» Problem description
Each line in the entries below that holds the string "JSON" is to be listed.

» Material provided

————

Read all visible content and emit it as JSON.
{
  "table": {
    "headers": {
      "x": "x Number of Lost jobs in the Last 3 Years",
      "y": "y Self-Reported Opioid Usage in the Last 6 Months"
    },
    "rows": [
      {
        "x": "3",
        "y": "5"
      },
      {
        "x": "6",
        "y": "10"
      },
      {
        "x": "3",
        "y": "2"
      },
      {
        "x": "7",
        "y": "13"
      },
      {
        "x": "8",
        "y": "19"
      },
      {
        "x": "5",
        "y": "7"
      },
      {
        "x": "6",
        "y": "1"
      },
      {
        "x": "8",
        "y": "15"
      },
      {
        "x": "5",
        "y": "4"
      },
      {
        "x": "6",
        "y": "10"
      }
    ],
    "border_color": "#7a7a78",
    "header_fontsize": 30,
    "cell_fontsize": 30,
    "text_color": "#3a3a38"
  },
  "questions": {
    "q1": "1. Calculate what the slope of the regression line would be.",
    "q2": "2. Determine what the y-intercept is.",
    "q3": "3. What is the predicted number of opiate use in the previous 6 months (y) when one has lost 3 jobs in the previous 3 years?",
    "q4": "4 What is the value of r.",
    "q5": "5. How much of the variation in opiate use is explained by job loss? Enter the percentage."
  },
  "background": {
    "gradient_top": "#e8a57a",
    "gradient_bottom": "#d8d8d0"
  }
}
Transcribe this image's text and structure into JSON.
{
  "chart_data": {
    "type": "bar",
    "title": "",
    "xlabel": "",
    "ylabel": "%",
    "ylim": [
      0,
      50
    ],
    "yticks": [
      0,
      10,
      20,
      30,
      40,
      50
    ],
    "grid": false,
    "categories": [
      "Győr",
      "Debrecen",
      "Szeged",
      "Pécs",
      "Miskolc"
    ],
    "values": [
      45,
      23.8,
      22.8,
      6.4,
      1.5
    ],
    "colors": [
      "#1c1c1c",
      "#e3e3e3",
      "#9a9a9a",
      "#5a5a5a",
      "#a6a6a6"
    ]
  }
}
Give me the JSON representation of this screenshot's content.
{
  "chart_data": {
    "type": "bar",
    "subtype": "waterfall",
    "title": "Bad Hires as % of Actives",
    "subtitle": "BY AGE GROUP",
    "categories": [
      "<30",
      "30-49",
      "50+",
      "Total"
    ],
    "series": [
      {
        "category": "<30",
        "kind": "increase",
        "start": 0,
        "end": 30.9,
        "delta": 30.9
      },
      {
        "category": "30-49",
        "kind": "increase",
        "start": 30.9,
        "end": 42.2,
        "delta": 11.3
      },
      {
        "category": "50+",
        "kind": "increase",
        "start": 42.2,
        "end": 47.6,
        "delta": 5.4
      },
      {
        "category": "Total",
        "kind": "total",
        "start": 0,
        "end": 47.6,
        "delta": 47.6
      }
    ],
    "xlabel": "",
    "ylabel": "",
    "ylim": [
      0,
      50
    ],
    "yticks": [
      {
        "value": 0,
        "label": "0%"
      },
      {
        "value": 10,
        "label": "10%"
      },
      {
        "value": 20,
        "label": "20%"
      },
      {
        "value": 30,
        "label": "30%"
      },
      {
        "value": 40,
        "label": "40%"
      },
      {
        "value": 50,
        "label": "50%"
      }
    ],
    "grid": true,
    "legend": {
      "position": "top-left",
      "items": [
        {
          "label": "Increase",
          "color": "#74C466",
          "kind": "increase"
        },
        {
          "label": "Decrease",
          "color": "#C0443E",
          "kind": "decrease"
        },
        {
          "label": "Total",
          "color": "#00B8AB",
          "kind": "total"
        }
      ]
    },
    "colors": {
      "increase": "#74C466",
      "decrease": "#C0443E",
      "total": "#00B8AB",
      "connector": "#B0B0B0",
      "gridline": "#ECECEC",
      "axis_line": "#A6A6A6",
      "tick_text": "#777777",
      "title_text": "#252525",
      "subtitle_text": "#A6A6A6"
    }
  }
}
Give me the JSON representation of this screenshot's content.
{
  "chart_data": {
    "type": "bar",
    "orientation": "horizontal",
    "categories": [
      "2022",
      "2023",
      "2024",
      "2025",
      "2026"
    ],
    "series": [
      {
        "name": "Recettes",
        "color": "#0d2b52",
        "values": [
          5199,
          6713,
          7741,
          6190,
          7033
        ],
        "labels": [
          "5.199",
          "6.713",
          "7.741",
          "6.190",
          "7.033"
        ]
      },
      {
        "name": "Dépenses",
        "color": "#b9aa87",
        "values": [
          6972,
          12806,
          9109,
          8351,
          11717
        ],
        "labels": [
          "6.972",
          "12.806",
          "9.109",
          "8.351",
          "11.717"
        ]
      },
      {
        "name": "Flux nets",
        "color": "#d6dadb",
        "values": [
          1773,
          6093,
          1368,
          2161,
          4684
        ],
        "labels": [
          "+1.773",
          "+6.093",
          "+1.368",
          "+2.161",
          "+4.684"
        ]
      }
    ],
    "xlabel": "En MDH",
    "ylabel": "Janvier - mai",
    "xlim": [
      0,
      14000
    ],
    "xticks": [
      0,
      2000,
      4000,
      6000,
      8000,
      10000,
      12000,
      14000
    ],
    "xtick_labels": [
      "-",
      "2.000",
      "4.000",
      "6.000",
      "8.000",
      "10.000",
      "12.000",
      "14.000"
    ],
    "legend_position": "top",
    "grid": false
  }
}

————

» The output
Read all visible content and emit it as JSON.
Transcribe this image's text and structure into JSON.
Give me the JSON representation of this screenshot's content.
Give me the JSON representation of this screenshot's content.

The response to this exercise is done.